* **WRITTEN TASK**:
Only a number is wanted: how many lines in the listing contain the word "实践充分证明"?

* **PROVIDED RECORDS**:
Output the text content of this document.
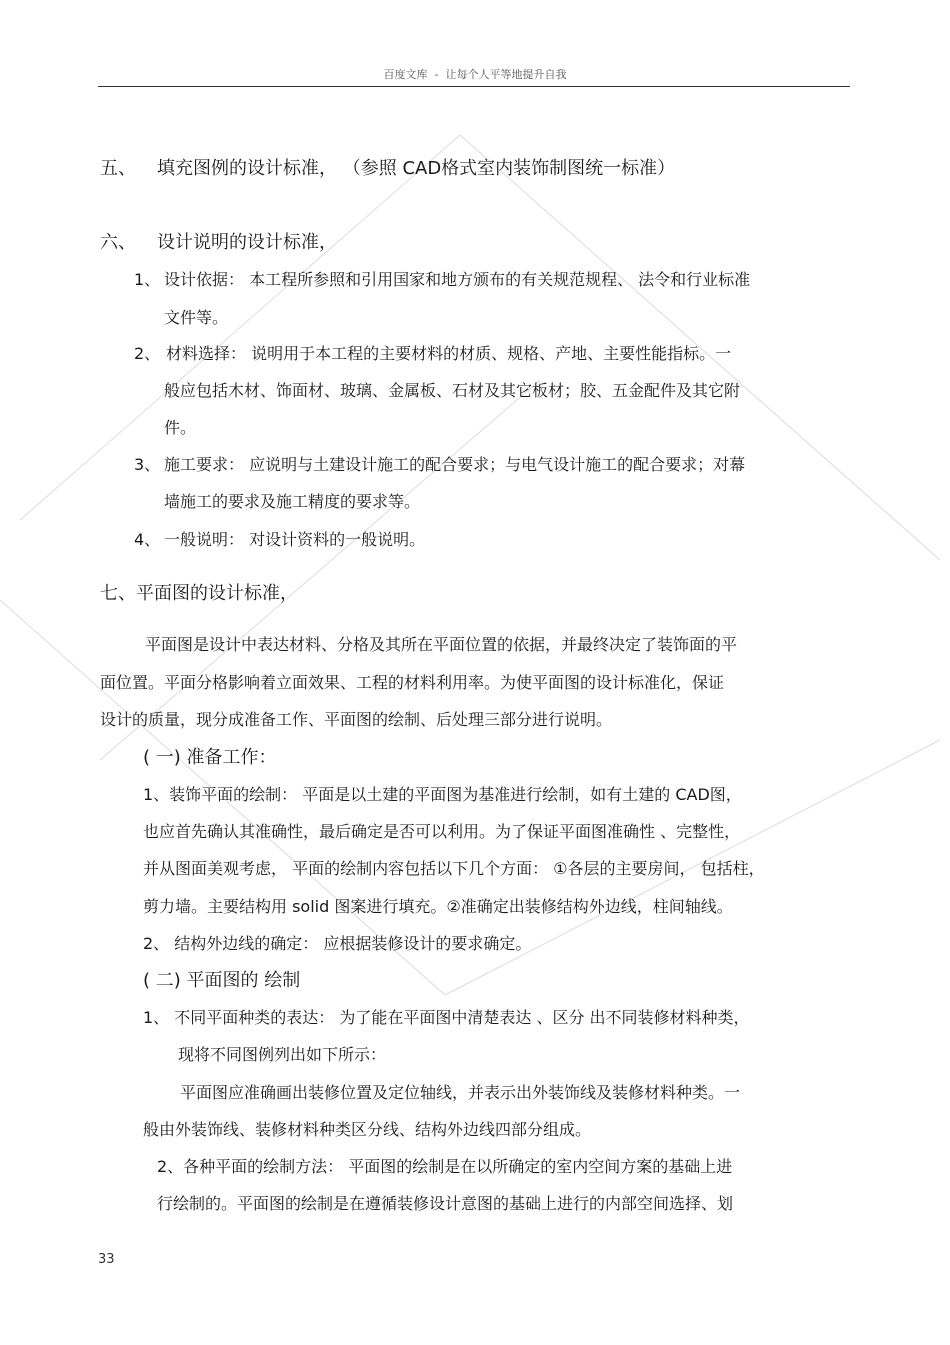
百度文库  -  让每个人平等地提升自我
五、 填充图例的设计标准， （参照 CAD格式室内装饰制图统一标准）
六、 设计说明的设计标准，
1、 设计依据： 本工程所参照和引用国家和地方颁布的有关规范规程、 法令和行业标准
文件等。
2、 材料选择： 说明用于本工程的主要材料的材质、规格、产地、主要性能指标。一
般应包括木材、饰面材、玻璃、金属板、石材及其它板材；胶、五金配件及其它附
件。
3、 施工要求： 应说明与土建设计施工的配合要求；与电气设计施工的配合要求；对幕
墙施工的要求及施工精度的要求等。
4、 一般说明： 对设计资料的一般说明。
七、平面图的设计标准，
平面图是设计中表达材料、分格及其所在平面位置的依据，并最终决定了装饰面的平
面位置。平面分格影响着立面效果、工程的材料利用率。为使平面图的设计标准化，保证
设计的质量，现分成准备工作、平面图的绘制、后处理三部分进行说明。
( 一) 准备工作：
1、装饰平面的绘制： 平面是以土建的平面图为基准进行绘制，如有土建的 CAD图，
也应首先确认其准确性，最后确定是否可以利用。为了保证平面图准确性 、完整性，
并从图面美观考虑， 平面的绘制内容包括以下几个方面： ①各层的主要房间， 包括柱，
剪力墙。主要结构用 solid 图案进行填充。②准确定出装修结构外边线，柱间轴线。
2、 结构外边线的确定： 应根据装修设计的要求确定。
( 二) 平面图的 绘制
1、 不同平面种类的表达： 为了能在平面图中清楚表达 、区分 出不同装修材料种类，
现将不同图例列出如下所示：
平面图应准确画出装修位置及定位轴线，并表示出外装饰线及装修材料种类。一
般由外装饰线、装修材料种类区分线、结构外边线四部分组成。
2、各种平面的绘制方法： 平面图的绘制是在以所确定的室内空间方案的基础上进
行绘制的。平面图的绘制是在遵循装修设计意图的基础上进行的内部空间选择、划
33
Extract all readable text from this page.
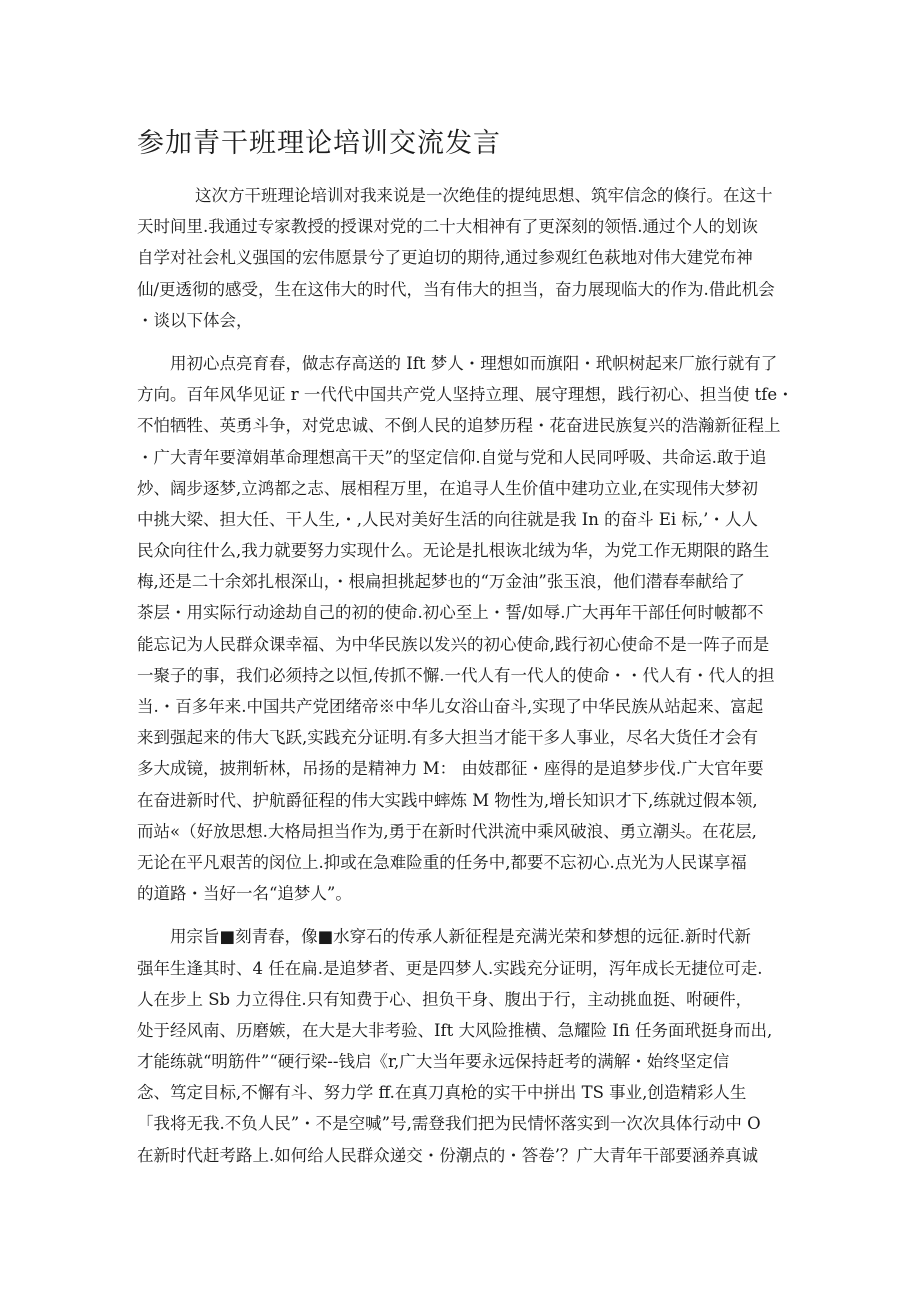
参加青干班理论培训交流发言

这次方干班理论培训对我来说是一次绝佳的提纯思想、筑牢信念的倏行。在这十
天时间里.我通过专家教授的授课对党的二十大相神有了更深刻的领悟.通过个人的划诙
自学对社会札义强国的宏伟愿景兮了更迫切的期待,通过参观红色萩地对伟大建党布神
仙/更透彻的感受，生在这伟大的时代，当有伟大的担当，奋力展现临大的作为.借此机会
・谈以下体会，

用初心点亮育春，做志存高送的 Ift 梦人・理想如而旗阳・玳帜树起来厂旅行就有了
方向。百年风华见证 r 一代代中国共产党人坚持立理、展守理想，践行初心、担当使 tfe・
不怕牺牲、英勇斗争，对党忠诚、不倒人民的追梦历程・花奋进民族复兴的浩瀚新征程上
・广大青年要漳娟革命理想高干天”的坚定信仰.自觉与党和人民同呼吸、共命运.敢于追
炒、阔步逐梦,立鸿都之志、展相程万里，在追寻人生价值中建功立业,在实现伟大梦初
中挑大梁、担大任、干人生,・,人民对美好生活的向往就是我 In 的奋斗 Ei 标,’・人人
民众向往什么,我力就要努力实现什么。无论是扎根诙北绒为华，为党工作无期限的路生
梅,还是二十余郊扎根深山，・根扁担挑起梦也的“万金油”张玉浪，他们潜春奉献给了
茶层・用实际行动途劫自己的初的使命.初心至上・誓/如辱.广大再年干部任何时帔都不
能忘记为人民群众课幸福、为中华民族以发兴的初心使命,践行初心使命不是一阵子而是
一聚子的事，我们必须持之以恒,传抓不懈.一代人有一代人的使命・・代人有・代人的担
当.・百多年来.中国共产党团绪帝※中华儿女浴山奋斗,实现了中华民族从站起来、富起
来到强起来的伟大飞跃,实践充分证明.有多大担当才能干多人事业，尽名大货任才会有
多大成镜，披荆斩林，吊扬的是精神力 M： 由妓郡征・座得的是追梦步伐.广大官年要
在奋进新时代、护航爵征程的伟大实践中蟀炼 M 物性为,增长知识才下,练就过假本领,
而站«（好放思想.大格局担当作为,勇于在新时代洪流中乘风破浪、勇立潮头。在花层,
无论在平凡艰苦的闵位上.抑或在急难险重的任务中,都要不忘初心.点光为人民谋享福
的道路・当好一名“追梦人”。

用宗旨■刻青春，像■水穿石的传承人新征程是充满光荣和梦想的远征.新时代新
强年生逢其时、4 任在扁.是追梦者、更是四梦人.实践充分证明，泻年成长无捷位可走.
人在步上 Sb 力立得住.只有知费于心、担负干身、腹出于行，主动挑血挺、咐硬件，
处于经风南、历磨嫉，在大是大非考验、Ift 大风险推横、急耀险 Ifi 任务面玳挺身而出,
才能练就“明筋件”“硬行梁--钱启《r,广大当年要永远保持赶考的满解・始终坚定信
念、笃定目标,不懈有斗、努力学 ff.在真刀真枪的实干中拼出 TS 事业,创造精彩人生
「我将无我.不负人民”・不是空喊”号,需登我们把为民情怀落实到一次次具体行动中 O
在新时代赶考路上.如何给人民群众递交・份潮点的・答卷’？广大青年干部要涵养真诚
...
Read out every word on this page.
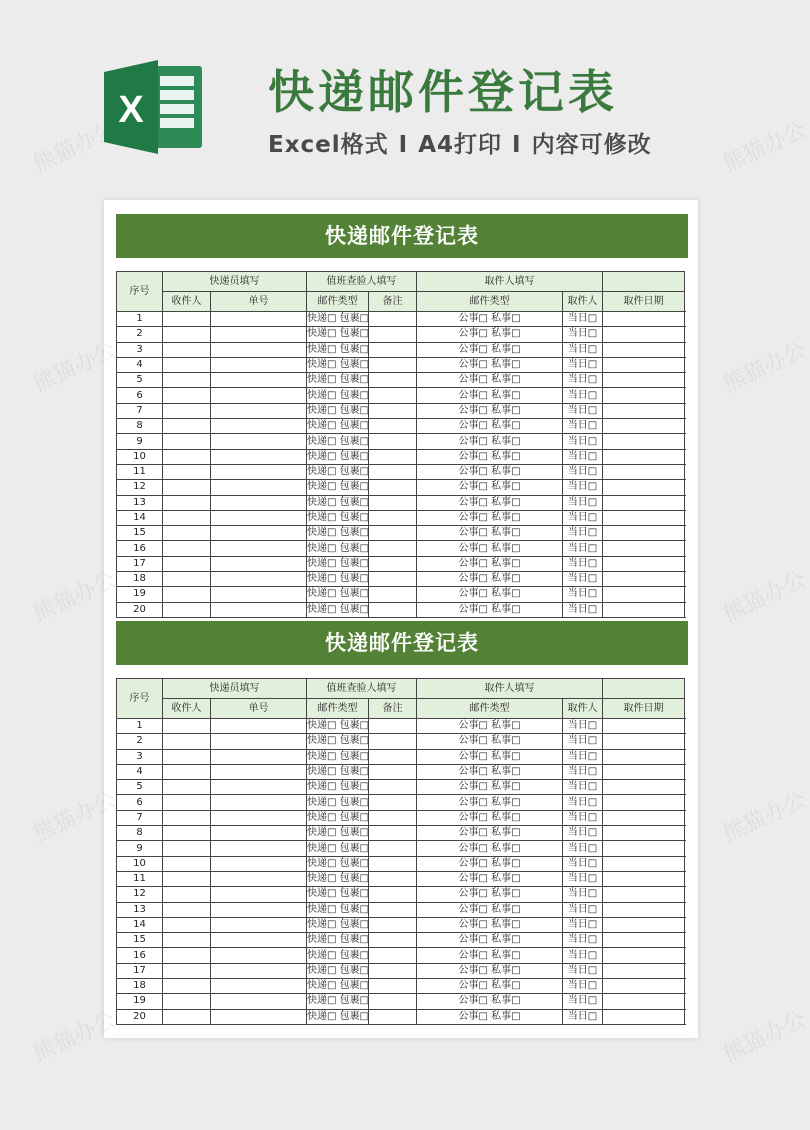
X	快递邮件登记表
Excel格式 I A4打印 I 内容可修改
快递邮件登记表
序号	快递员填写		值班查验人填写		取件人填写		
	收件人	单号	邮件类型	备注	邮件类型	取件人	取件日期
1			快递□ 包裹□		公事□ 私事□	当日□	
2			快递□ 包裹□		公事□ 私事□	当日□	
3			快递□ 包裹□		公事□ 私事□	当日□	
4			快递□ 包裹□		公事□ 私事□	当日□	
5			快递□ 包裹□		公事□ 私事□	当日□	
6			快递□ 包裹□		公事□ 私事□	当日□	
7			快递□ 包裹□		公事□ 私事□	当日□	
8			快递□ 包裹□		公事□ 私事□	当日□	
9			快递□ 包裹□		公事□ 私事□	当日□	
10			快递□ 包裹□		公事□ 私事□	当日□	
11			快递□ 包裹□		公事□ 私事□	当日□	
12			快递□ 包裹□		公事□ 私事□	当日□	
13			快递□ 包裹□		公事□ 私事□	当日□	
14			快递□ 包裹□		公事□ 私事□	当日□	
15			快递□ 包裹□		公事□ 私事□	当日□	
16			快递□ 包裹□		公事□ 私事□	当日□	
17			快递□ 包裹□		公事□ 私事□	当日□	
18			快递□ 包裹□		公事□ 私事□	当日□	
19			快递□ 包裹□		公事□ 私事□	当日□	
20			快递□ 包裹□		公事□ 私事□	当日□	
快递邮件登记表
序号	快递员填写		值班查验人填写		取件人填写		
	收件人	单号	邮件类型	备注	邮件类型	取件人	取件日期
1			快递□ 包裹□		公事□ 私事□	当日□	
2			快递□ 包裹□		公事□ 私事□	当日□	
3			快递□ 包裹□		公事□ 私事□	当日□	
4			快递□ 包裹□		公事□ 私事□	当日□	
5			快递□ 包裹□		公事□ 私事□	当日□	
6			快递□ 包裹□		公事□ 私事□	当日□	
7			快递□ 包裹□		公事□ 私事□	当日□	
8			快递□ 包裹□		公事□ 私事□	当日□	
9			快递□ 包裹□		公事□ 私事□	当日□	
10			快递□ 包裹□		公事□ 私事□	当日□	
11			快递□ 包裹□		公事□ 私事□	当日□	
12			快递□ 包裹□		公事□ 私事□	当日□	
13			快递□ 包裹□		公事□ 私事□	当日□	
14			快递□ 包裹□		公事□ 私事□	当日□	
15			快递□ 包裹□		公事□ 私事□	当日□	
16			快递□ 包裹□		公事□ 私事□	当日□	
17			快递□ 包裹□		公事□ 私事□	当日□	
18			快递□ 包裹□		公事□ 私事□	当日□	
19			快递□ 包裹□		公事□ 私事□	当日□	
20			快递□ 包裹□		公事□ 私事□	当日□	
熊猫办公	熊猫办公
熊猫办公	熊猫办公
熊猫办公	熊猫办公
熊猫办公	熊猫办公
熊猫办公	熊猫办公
...
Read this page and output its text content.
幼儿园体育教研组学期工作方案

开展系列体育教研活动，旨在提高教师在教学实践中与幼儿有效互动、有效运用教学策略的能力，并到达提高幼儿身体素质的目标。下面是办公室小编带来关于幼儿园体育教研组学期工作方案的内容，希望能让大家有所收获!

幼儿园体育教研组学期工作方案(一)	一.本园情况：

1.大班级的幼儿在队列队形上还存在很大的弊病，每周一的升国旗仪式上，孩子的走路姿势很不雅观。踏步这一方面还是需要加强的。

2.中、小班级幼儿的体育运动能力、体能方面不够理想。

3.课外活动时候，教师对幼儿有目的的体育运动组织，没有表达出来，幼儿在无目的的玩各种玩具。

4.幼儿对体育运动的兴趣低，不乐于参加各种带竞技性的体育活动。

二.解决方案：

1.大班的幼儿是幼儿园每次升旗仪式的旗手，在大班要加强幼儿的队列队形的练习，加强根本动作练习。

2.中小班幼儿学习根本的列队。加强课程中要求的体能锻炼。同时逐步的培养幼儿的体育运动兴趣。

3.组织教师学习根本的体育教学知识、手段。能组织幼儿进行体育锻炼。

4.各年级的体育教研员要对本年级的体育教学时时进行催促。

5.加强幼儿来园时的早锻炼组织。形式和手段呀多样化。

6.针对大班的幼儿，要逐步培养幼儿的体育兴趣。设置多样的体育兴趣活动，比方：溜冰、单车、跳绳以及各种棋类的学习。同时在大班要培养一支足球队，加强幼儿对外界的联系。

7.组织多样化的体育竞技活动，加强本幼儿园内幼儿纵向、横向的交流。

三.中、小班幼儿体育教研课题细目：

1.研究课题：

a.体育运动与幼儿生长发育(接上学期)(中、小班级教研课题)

* **RESULT**:
2